**What you need to do**
Copy every entry word for word. Skip the pictures.

# start of Excerpted records

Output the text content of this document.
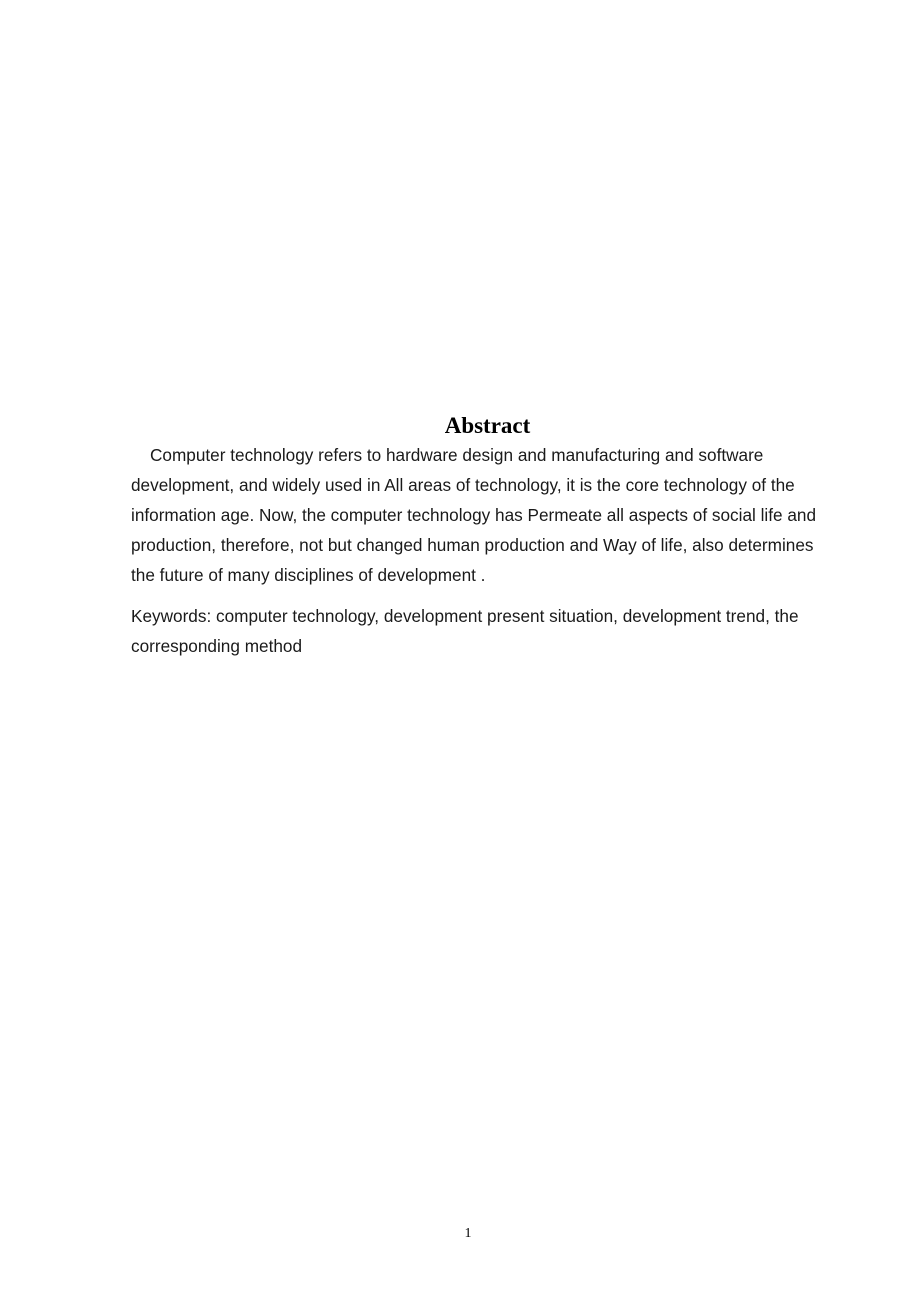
Abstract

Computer technology refers to hardware design and manufacturing and software development, and widely used in All areas of technology, it is the core technology of the information age. Now, the computer technology has Permeate all aspects of social life and production, therefore, not but changed human production and Way of life, also determines the future of many disciplines of development .

Keywords: computer technology, development present situation, development trend, the corresponding method

1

# end of Excerpted records

**Solution for this task**
Output the text content of this document.
Abstract

Computer technology refers to hardware design and manufacturing and software development, and widely used in All areas of technology, it is the core technology of the information age. Now, the computer technology has Permeate all aspects of social life and production, therefore, not but changed human production and Way of life, also determines the future of many disciplines of development .

Keywords: computer technology, development present situation, development trend, the corresponding method

1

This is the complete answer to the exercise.